» Exercise instructions
Copy out all of the data below with no alterations.

» Rows
----

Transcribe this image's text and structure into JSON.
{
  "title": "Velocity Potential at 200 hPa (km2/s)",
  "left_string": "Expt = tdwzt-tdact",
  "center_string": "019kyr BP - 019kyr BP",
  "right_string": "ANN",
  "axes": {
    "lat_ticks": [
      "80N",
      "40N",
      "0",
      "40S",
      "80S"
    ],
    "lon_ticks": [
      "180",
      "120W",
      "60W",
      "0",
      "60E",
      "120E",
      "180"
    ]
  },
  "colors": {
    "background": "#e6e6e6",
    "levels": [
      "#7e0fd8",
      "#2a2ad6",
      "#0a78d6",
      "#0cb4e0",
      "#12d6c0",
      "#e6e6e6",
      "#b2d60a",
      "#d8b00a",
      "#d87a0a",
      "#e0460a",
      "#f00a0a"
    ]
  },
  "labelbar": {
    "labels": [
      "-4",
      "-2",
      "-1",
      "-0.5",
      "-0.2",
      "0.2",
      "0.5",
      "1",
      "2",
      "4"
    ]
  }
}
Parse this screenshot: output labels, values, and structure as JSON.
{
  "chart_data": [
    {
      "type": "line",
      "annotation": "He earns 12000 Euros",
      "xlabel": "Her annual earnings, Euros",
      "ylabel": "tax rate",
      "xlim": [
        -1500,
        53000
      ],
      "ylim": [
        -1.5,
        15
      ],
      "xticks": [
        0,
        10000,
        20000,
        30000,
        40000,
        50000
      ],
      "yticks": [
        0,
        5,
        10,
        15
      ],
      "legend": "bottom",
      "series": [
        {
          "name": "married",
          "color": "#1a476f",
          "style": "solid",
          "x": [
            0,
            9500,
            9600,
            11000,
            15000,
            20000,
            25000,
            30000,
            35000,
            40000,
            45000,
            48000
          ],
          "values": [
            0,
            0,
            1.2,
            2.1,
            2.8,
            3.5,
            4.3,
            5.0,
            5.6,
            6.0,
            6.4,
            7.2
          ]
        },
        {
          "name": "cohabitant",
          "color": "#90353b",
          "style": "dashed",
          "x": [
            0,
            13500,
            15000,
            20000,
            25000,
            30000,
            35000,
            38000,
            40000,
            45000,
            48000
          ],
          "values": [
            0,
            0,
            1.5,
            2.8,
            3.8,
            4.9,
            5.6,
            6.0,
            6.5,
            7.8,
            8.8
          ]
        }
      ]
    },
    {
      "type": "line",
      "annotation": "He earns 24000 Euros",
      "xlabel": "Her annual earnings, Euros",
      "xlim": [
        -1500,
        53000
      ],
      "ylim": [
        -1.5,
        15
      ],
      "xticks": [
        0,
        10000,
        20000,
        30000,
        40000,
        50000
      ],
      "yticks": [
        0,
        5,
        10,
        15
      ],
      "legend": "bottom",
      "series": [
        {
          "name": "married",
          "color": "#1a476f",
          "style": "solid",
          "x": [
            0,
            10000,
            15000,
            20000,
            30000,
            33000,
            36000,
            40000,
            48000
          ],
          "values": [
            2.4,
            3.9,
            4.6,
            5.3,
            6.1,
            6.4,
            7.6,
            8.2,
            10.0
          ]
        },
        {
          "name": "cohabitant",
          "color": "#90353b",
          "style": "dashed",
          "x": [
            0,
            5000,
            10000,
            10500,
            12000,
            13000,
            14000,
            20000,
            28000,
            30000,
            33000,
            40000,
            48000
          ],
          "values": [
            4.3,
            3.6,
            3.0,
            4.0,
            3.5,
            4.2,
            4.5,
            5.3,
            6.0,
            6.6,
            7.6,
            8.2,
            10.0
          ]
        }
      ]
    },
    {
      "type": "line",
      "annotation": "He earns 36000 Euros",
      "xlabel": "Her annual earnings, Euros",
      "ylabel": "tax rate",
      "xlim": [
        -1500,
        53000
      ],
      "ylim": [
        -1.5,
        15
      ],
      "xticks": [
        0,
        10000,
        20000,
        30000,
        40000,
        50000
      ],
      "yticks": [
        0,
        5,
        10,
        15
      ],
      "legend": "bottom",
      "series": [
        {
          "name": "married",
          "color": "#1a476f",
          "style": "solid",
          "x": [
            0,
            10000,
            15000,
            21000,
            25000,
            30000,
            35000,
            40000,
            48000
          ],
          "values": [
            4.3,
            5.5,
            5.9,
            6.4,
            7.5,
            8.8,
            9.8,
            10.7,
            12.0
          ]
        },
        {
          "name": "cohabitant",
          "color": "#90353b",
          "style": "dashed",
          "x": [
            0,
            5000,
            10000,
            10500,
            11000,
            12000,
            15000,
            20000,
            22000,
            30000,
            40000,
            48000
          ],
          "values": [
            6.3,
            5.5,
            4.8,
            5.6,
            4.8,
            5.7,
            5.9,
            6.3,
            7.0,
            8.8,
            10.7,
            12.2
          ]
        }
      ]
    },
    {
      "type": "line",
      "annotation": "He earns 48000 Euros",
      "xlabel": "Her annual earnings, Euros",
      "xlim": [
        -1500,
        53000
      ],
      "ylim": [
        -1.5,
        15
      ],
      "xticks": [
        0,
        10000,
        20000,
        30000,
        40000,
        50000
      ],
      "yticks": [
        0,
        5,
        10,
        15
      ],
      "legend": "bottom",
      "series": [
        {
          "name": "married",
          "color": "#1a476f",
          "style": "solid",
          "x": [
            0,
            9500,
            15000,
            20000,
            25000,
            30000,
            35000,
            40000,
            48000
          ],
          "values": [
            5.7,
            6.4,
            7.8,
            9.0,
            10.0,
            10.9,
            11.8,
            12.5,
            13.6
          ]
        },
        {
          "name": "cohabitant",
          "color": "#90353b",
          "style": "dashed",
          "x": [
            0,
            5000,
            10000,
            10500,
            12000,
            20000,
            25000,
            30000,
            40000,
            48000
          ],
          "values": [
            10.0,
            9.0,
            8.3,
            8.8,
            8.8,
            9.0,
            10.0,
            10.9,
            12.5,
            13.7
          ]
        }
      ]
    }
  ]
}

----

» Output for this task
Transcribe this image's text and structure into JSON.
{
  "title": "Velocity Potential at 200 hPa (km2/s)",
  "left_string": "Expt = tdwzt-tdact",
  "center_string": "019kyr BP - 019kyr BP",
  "right_string": "ANN",
  "axes": {
    "lat_ticks": [
      "80N",
      "40N",
      "0",
      "40S",
      "80S"
    ],
    "lon_ticks": [
      "180",
      "120W",
      "60W",
      "0",
      "60E",
      "120E",
      "180"
    ]
  },
  "colors": {
    "background": "#e6e6e6",
    "levels": [
      "#7e0fd8",
      "#2a2ad6",
      "#0a78d6",
      "#0cb4e0",
      "#12d6c0",
      "#e6e6e6",
      "#b2d60a",
      "#d8b00a",
      "#d87a0a",
      "#e0460a",
      "#f00a0a"
    ]
  },
  "labelbar": {
    "labels": [
      "-4",
      "-2",
      "-1",
      "-0.5",
      "-0.2",
      "0.2",
      "0.5",
      "1",
      "2",
      "4"
    ]
  }
}
Parse this screenshot: output labels, values, and structure as JSON.
{
  "chart_data": [
    {
      "type": "line",
      "annotation": "He earns 12000 Euros",
      "xlabel": "Her annual earnings, Euros",
      "ylabel": "tax rate",
      "xlim": [
        -1500,
        53000
      ],
      "ylim": [
        -1.5,
        15
      ],
      "xticks": [
        0,
        10000,
        20000,
        30000,
        40000,
        50000
      ],
      "yticks": [
        0,
        5,
        10,
        15
      ],
      "legend": "bottom",
      "series": [
        {
          "name": "married",
          "color": "#1a476f",
          "style": "solid",
          "x": [
            0,
            9500,
            9600,
            11000,
            15000,
            20000,
            25000,
            30000,
            35000,
            40000,
            45000,
            48000
          ],
          "values": [
            0,
            0,
            1.2,
            2.1,
            2.8,
            3.5,
            4.3,
            5.0,
            5.6,
            6.0,
            6.4,
            7.2
          ]
        },
        {
          "name": "cohabitant",
          "color": "#90353b",
          "style": "dashed",
          "x": [
            0,
            13500,
            15000,
            20000,
            25000,
            30000,
            35000,
            38000,
            40000,
            45000,
            48000
          ],
          "values": [
            0,
            0,
            1.5,
            2.8,
            3.8,
            4.9,
            5.6,
            6.0,
            6.5,
            7.8,
            8.8
          ]
        }
      ]
    },
    {
      "type": "line",
      "annotation": "He earns 24000 Euros",
      "xlabel": "Her annual earnings, Euros",
      "xlim": [
        -1500,
        53000
      ],
      "ylim": [
        -1.5,
        15
      ],
      "xticks": [
        0,
        10000,
        20000,
        30000,
        40000,
        50000
      ],
      "yticks": [
        0,
        5,
        10,
        15
      ],
      "legend": "bottom",
      "series": [
        {
          "name": "married",
          "color": "#1a476f",
          "style": "solid",
          "x": [
            0,
            10000,
            15000,
            20000,
            30000,
            33000,
            36000,
            40000,
            48000
          ],
          "values": [
            2.4,
            3.9,
            4.6,
            5.3,
            6.1,
            6.4,
            7.6,
            8.2,
            10.0
          ]
        },
        {
          "name": "cohabitant",
          "color": "#90353b",
          "style": "dashed",
          "x": [
            0,
            5000,
            10000,
            10500,
            12000,
            13000,
            14000,
            20000,
            28000,
            30000,
            33000,
            40000,
            48000
          ],
          "values": [
            4.3,
            3.6,
            3.0,
            4.0,
            3.5,
            4.2,
            4.5,
            5.3,
            6.0,
            6.6,
            7.6,
            8.2,
            10.0
          ]
        }
      ]
    },
    {
      "type": "line",
      "annotation": "He earns 36000 Euros",
      "xlabel": "Her annual earnings, Euros",
      "ylabel": "tax rate",
      "xlim": [
        -1500,
        53000
      ],
      "ylim": [
        -1.5,
        15
      ],
      "xticks": [
        0,
        10000,
        20000,
        30000,
        40000,
        50000
      ],
      "yticks": [
        0,
        5,
        10,
        15
      ],
      "legend": "bottom",
      "series": [
        {
          "name": "married",
          "color": "#1a476f",
          "style": "solid",
          "x": [
            0,
            10000,
            15000,
            21000,
            25000,
            30000,
            35000,
            40000,
            48000
          ],
          "values": [
            4.3,
            5.5,
            5.9,
            6.4,
            7.5,
            8.8,
            9.8,
            10.7,
            12.0
          ]
        },
        {
          "name": "cohabitant",
          "color": "#90353b",
          "style": "dashed",
          "x": [
            0,
            5000,
            10000,
            10500,
            11000,
            12000,
            15000,
            20000,
            22000,
            30000,
            40000,
            48000
          ],
          "values": [
            6.3,
            5.5,
            4.8,
            5.6,
            4.8,
            5.7,
            5.9,
            6.3,
            7.0,
            8.8,
            10.7,
            12.2
          ]
        }
      ]
    },
    {
      "type": "line",
      "annotation": "He earns 48000 Euros",
      "xlabel": "Her annual earnings, Euros",
      "xlim": [
        -1500,
        53000
      ],
      "ylim": [
        -1.5,
        15
      ],
      "xticks": [
        0,
        10000,
        20000,
        30000,
        40000,
        50000
      ],
      "yticks": [
        0,
        5,
        10,
        15
      ],
      "legend": "bottom",
      "series": [
        {
          "name": "married",
          "color": "#1a476f",
          "style": "solid",
          "x": [
            0,
            9500,
            15000,
            20000,
            25000,
            30000,
            35000,
            40000,
            48000
          ],
          "values": [
            5.7,
            6.4,
            7.8,
            9.0,
            10.0,
            10.9,
            11.8,
            12.5,
            13.6
          ]
        },
        {
          "name": "cohabitant",
          "color": "#90353b",
          "style": "dashed",
          "x": [
            0,
            5000,
            10000,
            10500,
            12000,
            20000,
            25000,
            30000,
            40000,
            48000
          ],
          "values": [
            10.0,
            9.0,
            8.3,
            8.8,
            8.8,
            9.0,
            10.0,
            10.9,
            12.5,
            13.7
          ]
        }
      ]
    }
  ]
}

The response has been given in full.